Task to complete |
Copy all the entries below exactly, but not the pictures.

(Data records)
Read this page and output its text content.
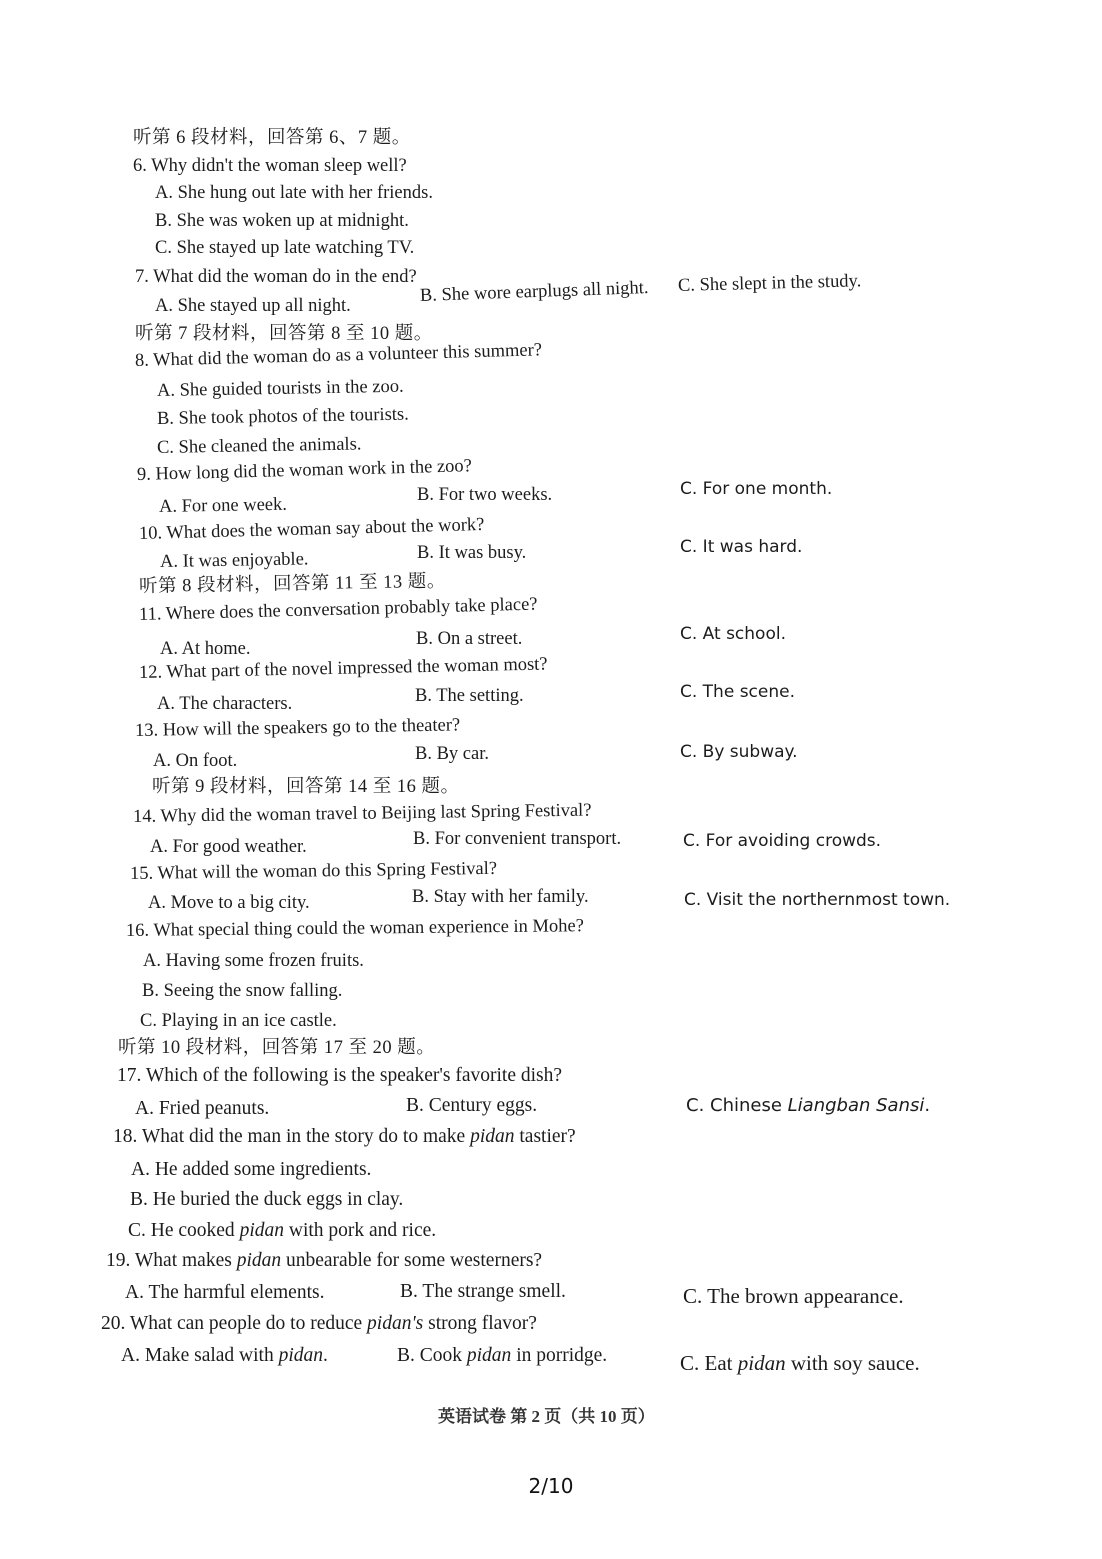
听第 6 段材料，回答第 6、7 题。
6. Why didn't the woman sleep well?
A. She hung out late with her friends.
B. She was woken up at midnight.
C. She stayed up late watching TV.
7. What did the woman do in the end?
A. She stayed up all night.
B. She wore earplugs all night. C. She slept in the study.
听第 7 段材料，回答第 8 至 10 题。
8. What did the woman do as a volunteer this summer?
A. She guided tourists in the zoo.
B. She took photos of the tourists.
C. She cleaned the animals.
9. How long did the woman work in the zoo?
A. For one week.	B. For two weeks.	C. For one month.
10. What does the woman say about the work?
A. It was enjoyable.	B. It was busy.	C. It was hard.
听第 8 段材料，回答第 11 至 13 题。
11. Where does the conversation probably take place?
A. At home.	B. On a street.	C. At school.
12. What part of the novel impressed the woman most?
A. The characters.	B. The setting.	C. The scene.
13. How will the speakers go to the theater?
A. On foot.	B. By car.	C. By subway.
听第 9 段材料，回答第 14 至 16 题。
14. Why did the woman travel to Beijing last Spring Festival?
A. For good weather.	B. For convenient transport.	C. For avoiding crowds.
15. What will the woman do this Spring Festival?
A. Move to a big city.	B. Stay with her family.	C. Visit the northernmost town.
16. What special thing could the woman experience in Mohe?
A. Having some frozen fruits.
B. Seeing the snow falling.
C. Playing in an ice castle.
听第 10 段材料，回答第 17 至 20 题。
17. Which of the following is the speaker's favorite dish?
A. Fried peanuts.	B. Century eggs.	C. Chinese Liangban Sansi.
18. What did the man in the story do to make pidan tastier?
A. He added some ingredients.
B. He buried the duck eggs in clay.
C. He cooked pidan with pork and rice.
19. What makes pidan unbearable for some westerners?
A. The harmful elements.	B. The strange smell.	C. The brown appearance.
20. What can people do to reduce pidan's strong flavor?
A. Make salad with pidan.	B. Cook pidan in porridge.	C. Eat pidan with soy sauce.
英语试卷 第 2 页（共 10 页）
2/10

Output |
Read this page and output its text content.
听第 6 段材料，回答第 6、7 题。
6. Why didn't the woman sleep well?
A. She hung out late with her friends.
B. She was woken up at midnight.
C. She stayed up late watching TV.
7. What did the woman do in the end?
A. She stayed up all night.
B. She wore earplugs all night. C. She slept in the study.
听第 7 段材料，回答第 8 至 10 题。
8. What did the woman do as a volunteer this summer?
A. She guided tourists in the zoo.
B. She took photos of the tourists.
C. She cleaned the animals.
9. How long did the woman work in the zoo?
A. For one week.	B. For two weeks.	C. For one month.
10. What does the woman say about the work?
A. It was enjoyable.	B. It was busy.	C. It was hard.
听第 8 段材料，回答第 11 至 13 题。
11. Where does the conversation probably take place?
A. At home.	B. On a street.	C. At school.
12. What part of the novel impressed the woman most?
A. The characters.	B. The setting.	C. The scene.
13. How will the speakers go to the theater?
A. On foot.	B. By car.	C. By subway.
听第 9 段材料，回答第 14 至 16 题。
14. Why did the woman travel to Beijing last Spring Festival?
A. For good weather.	B. For convenient transport.	C. For avoiding crowds.
15. What will the woman do this Spring Festival?
A. Move to a big city.	B. Stay with her family.	C. Visit the northernmost town.
16. What special thing could the woman experience in Mohe?
A. Having some frozen fruits.
B. Seeing the snow falling.
C. Playing in an ice castle.
听第 10 段材料，回答第 17 至 20 题。
17. Which of the following is the speaker's favorite dish?
A. Fried peanuts.	B. Century eggs.	C. Chinese Liangban Sansi.
18. What did the man in the story do to make pidan tastier?
A. He added some ingredients.
B. He buried the duck eggs in clay.
C. He cooked pidan with pork and rice.
19. What makes pidan unbearable for some westerners?
A. The harmful elements.	B. The strange smell.	C. The brown appearance.
20. What can people do to reduce pidan's strong flavor?
A. Make salad with pidan.	B. Cook pidan in porridge.	C. Eat pidan with soy sauce.
英语试卷 第 2 页（共 10 页）
2/10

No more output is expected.